### PROBLEM SET
1 - Translate into French the sentence "Power is a way of getting from one place to another." from the passage on power.
2 - Carry on the passage on power from its final sentence, keeping its tone and line of argument.

# START OF PAGE TEXT

If you think you can or you can’t,

you’re always right.

—Henry Ford I

4. Power

Earlier, I defined power as the capacity or ability to get things done to exercise control over people, events, situations, oneself. As such, it isn’t good or bad. It isn’t moral or immoral. It isn’t ethical or unethical. It’s neutral.

Power is a way of getting from one place to another. Let’s say you’re currently at position A (your present situation or predicament). You want to go to position B (your objective, goal, or destination). Power enables you to go from A to B. It enables you to change your reality to achieve that goal.

“Power” is a concept with ugly connotations. Why? Because it implies a master-slave relationship, with one side dominating the other. This blanket indictment is out of touch with life’s realities. When knowledgeable people complain about power, it is for one of two reasons:

  1. They don’t like the way it’s being used. It’s being employed in a manipulative, coercive, or domineering way; power over rather than power to. Power is being abused, and the criticism is valid.
  2. They don’t approve of power’s goal. If the desired end or destination is considered corrupt and exploitative, even the most appropriate means won’t make that end acceptable.

# END OF PAGE TEXT
# START OF MATERIAL SUPPLIED

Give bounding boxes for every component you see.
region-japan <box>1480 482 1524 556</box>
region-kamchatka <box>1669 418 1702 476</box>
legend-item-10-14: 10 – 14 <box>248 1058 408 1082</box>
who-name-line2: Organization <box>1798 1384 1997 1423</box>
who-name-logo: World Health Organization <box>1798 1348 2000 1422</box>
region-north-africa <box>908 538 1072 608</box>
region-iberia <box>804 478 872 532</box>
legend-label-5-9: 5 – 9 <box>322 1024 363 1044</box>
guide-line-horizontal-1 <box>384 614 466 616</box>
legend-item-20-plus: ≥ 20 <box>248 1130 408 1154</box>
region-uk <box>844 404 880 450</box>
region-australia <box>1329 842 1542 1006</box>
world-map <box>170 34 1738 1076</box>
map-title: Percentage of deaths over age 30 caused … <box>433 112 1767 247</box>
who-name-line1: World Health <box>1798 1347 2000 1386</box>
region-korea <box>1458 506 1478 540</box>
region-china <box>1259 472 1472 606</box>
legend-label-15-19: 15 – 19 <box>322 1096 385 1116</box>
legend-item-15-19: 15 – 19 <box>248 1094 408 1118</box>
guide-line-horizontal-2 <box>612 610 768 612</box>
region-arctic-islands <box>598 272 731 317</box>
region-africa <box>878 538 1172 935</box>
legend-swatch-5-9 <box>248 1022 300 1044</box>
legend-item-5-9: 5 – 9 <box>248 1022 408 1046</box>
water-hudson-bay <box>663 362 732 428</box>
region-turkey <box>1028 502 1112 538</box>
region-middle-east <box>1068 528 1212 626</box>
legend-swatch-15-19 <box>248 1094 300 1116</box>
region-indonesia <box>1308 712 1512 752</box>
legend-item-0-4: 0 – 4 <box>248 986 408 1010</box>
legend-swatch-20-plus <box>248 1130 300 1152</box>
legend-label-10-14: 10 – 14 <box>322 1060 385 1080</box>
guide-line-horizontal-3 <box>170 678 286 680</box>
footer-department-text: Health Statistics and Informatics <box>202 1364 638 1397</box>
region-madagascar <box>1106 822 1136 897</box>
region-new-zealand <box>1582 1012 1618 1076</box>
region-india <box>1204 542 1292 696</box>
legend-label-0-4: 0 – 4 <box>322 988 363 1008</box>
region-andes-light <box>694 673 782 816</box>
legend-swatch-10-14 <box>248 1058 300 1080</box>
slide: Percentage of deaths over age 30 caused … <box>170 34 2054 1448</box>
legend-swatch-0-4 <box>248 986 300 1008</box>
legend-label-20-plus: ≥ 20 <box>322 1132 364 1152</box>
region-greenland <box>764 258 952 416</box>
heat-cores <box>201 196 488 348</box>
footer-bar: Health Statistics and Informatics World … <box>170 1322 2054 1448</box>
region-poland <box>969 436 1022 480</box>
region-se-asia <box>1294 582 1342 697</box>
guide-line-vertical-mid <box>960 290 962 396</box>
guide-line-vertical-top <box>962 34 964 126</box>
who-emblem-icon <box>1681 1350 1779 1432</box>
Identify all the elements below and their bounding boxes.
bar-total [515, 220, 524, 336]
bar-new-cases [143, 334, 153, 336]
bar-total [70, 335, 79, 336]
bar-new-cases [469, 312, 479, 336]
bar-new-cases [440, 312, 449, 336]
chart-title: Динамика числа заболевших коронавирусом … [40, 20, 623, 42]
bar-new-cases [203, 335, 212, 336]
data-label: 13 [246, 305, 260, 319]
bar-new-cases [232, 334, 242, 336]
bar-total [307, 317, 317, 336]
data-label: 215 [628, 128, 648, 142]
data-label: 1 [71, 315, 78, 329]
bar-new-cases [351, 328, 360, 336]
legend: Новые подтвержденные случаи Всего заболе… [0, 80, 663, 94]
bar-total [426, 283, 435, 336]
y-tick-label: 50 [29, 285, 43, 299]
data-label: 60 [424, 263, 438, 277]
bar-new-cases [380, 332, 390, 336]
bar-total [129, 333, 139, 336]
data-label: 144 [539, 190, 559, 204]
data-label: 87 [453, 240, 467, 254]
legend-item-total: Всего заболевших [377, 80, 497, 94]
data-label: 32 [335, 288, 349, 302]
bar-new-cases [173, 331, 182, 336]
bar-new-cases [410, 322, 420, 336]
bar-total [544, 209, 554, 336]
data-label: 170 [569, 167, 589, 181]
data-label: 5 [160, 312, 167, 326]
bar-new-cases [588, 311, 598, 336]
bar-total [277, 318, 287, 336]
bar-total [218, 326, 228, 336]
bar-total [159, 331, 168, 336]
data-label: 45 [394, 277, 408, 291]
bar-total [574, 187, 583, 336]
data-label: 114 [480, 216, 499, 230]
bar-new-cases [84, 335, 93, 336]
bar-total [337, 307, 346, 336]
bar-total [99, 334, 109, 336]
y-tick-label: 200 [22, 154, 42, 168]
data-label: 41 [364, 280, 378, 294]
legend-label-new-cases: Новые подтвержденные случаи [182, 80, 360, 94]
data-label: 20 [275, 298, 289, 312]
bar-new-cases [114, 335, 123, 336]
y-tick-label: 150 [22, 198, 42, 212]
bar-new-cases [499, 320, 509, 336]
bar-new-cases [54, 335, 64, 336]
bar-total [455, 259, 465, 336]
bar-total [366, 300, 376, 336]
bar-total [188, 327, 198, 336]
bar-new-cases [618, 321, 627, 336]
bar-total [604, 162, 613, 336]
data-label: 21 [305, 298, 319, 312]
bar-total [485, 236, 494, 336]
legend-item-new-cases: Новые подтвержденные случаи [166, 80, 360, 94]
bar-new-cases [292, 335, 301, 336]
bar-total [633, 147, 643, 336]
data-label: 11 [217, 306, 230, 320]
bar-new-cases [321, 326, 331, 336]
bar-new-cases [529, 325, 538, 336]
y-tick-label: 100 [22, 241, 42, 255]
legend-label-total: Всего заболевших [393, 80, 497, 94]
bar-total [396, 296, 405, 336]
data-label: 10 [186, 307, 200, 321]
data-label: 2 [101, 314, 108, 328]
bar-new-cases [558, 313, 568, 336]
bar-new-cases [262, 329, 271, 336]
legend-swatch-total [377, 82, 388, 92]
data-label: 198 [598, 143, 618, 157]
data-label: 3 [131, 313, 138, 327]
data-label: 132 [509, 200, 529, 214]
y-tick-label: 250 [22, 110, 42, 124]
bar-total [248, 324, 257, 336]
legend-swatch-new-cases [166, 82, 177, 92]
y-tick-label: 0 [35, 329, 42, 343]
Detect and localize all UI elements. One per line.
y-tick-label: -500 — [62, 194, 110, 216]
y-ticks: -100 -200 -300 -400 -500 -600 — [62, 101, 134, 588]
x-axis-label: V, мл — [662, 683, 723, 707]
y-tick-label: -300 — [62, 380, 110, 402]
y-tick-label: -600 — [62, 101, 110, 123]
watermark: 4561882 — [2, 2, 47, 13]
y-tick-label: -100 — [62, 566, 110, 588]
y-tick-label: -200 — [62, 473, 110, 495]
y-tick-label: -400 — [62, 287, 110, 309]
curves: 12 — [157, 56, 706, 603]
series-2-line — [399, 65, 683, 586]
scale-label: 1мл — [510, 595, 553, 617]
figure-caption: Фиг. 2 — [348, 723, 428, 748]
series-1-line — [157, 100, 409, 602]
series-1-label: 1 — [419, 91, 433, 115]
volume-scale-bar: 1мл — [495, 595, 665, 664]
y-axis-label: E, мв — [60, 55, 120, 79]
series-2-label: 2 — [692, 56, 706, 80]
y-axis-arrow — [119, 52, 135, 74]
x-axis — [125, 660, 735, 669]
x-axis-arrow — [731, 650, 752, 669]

# END OF MATERIAL SUPPLIED

### TASK ANSWERS
1 - Le pouvoir est un moyen d'aller d'un endroit à un autre.

2 -
Other than in these two instances, I see no objection to the use of power. Power should never be a goal in and of itself. It should be transport to a destination. If we split power from its many possible goals, the goals may be delightfully “good” or a abominably “bad,” but the power to implement the goals is a neutral force like electricity or wind. Now, you and I know that electricity isn’t all bad because occasionally someone gets a shock from it. Air, in the form of wind, isn’t bad simply because it occasionally twirls into tornadoes. Most of the time, air simply slides in and out of our lungs. We need it; without it, our bodies would self-destruct. We also need power to protect ourselves and to ensure that we have a sense of mastery over our lives.

You have plenty of power. Use it to sensibly implement objectives that are important to you. You owe it to yourself not to live by what someone else thinks you ought to do.

If you’re aware of an injustice—to yourself or someone else—you have the power to act. If you turn away because you believe you are helpless (“What can one person do?”), you’ll no doubt feel frustrated and wretched.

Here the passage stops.